(Part of a data file)

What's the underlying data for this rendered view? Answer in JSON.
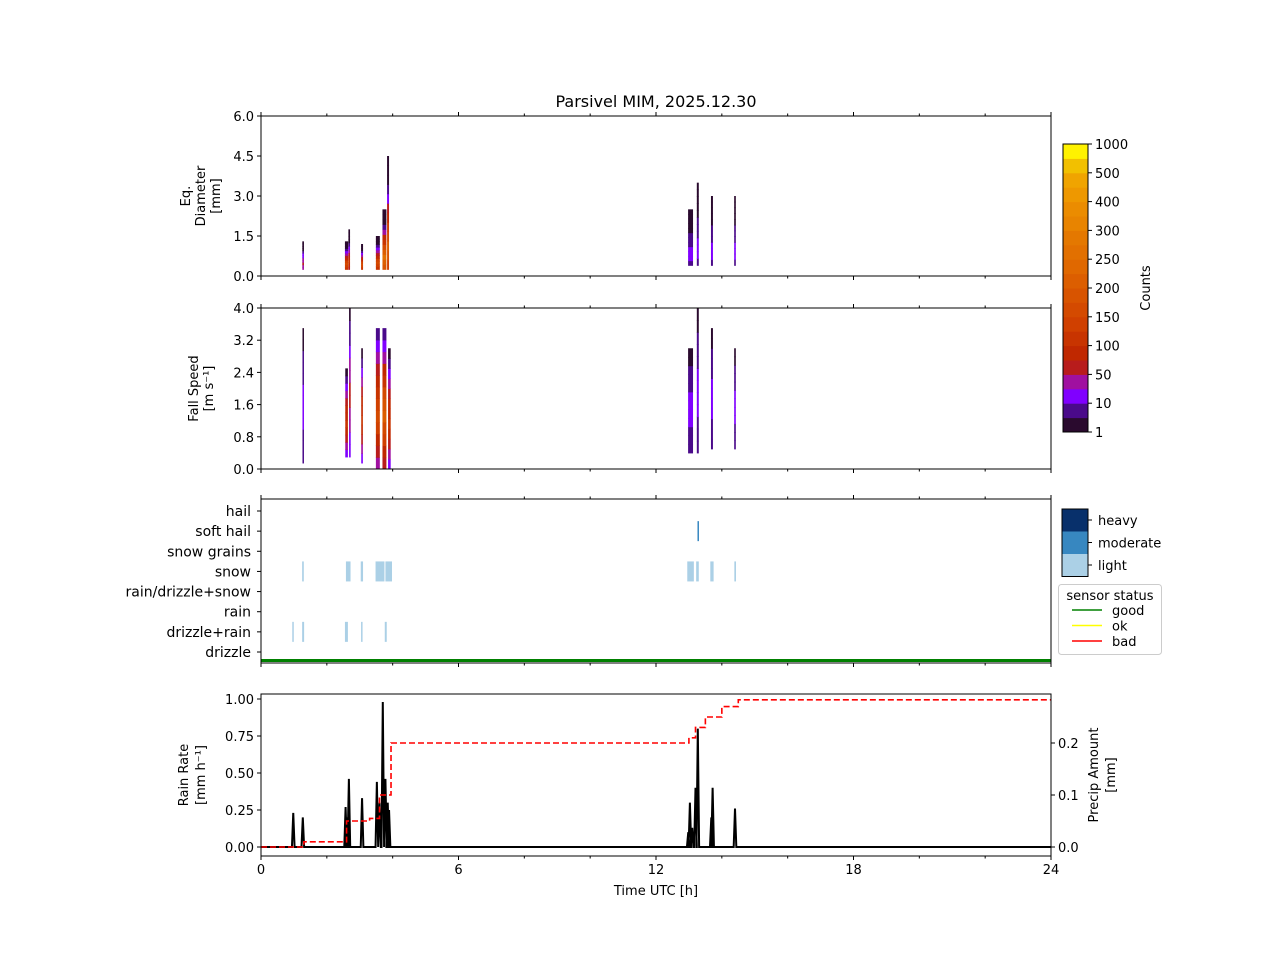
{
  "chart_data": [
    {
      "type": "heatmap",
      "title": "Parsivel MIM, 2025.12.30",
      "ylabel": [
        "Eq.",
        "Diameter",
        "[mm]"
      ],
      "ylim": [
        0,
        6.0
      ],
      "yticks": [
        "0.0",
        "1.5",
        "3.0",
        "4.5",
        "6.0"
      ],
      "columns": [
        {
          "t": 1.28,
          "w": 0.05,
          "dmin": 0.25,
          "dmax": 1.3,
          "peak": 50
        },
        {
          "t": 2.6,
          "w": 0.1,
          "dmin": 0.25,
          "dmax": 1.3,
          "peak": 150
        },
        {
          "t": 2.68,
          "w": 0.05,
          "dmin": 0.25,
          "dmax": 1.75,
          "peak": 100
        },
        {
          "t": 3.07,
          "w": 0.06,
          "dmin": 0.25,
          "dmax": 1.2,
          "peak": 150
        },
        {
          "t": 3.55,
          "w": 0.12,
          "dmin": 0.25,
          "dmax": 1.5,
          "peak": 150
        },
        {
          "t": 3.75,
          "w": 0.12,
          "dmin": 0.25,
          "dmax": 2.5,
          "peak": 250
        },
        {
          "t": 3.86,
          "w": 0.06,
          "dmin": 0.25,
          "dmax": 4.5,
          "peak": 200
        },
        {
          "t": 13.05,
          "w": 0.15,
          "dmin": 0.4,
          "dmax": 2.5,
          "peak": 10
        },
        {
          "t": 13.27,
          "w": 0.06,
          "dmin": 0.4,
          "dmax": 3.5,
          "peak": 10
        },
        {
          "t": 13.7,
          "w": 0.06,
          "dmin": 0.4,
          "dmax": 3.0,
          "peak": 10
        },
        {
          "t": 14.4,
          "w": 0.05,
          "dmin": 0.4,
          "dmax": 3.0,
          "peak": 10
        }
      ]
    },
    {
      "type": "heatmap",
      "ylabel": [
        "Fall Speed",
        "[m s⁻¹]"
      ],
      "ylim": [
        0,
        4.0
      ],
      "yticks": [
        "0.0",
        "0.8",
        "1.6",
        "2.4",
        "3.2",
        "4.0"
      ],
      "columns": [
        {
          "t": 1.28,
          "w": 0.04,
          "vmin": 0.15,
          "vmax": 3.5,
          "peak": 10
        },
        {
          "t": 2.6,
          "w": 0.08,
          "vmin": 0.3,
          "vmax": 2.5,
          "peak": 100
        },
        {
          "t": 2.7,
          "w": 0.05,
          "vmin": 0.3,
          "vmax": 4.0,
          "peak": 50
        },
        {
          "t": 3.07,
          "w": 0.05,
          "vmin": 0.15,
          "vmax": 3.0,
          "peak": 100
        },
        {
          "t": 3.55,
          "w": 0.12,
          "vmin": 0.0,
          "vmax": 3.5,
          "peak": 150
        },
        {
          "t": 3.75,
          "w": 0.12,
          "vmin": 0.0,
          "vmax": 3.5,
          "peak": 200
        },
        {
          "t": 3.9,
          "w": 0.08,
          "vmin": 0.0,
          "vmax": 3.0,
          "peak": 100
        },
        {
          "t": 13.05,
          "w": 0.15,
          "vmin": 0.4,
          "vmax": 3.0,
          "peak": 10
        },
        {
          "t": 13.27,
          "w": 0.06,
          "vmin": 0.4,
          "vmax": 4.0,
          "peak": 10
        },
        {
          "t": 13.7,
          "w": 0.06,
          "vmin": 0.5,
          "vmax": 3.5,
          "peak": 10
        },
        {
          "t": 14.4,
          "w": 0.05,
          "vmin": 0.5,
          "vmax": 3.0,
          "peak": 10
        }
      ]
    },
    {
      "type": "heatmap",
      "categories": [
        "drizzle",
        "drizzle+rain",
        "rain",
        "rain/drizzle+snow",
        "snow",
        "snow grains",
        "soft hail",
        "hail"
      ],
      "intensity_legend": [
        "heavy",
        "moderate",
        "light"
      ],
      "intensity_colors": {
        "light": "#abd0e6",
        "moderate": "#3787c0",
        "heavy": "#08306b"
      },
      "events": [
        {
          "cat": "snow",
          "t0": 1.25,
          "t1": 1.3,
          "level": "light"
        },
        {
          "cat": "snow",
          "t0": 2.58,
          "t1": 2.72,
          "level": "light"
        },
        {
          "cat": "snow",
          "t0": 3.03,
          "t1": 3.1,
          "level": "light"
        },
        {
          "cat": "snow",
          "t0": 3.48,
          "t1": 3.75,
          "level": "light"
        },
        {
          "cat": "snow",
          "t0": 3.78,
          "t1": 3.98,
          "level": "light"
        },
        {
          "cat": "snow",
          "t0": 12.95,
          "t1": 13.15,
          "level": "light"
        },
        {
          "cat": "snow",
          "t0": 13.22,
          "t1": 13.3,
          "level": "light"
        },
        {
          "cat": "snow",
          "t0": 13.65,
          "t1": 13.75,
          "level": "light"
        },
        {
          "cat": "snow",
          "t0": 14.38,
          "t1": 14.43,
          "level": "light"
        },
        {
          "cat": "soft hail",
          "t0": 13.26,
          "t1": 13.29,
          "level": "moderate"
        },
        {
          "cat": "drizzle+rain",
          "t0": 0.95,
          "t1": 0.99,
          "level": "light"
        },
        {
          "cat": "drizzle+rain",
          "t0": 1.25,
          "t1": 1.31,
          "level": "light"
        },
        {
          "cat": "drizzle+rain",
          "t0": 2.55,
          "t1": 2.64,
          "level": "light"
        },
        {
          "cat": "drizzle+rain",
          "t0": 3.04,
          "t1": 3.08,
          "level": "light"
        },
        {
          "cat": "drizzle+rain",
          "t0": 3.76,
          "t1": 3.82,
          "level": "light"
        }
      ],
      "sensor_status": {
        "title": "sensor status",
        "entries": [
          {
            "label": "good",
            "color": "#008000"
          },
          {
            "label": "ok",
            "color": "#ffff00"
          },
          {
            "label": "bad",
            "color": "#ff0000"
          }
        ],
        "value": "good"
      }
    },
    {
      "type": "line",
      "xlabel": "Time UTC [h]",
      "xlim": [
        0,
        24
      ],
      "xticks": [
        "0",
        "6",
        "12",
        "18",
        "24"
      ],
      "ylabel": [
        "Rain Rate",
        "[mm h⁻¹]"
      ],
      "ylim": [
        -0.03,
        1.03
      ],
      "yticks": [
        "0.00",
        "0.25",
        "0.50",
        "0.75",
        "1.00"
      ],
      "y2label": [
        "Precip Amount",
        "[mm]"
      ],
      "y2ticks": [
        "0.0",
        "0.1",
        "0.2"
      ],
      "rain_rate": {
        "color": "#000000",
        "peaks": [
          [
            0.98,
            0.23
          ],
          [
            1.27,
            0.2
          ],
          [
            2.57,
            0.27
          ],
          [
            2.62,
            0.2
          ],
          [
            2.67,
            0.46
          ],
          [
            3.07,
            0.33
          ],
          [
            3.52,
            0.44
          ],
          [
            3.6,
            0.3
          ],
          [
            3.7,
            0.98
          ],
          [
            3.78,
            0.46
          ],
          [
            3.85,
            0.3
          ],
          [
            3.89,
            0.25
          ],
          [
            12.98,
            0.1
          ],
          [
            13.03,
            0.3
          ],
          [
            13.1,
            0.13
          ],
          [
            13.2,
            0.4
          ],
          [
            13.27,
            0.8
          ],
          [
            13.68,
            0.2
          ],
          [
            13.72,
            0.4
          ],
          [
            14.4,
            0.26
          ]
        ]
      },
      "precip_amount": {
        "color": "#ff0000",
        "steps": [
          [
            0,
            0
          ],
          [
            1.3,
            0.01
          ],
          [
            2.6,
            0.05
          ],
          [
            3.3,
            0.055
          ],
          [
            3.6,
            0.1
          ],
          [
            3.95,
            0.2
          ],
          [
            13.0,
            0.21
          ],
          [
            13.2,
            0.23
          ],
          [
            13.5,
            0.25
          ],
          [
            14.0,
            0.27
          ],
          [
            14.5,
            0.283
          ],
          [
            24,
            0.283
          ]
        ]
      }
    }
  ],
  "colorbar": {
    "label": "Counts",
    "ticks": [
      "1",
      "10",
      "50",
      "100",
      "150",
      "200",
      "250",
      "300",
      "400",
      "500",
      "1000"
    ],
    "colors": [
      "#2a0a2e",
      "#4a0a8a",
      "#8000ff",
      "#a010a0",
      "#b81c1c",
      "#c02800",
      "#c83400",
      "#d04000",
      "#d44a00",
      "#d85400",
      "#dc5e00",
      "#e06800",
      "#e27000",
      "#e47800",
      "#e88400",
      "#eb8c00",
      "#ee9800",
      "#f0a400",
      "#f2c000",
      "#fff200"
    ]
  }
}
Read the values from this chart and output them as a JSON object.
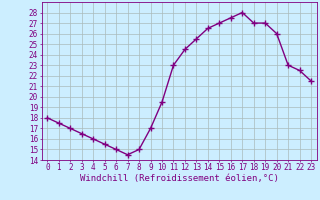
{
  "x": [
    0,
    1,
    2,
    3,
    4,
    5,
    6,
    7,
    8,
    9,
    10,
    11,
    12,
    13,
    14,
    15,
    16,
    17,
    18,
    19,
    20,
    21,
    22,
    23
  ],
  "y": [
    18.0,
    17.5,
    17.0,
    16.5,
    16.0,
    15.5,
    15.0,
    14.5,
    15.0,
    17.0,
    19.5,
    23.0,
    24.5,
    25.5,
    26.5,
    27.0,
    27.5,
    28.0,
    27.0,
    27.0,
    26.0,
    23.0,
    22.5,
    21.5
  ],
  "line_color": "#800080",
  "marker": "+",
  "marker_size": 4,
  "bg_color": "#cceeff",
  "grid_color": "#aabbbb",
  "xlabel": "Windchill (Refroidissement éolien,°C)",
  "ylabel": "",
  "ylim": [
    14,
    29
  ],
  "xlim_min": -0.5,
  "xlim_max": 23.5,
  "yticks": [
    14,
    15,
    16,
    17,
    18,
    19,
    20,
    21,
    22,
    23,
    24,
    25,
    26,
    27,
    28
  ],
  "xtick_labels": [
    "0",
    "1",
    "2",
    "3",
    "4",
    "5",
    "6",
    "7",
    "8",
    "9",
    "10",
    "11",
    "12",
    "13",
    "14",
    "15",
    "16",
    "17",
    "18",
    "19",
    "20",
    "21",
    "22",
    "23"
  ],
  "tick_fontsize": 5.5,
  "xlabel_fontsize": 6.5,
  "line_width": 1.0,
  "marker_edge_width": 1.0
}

### To be done
In the entries above, how many lines contain the word "moderate"? Answer with the number only.

### Response
3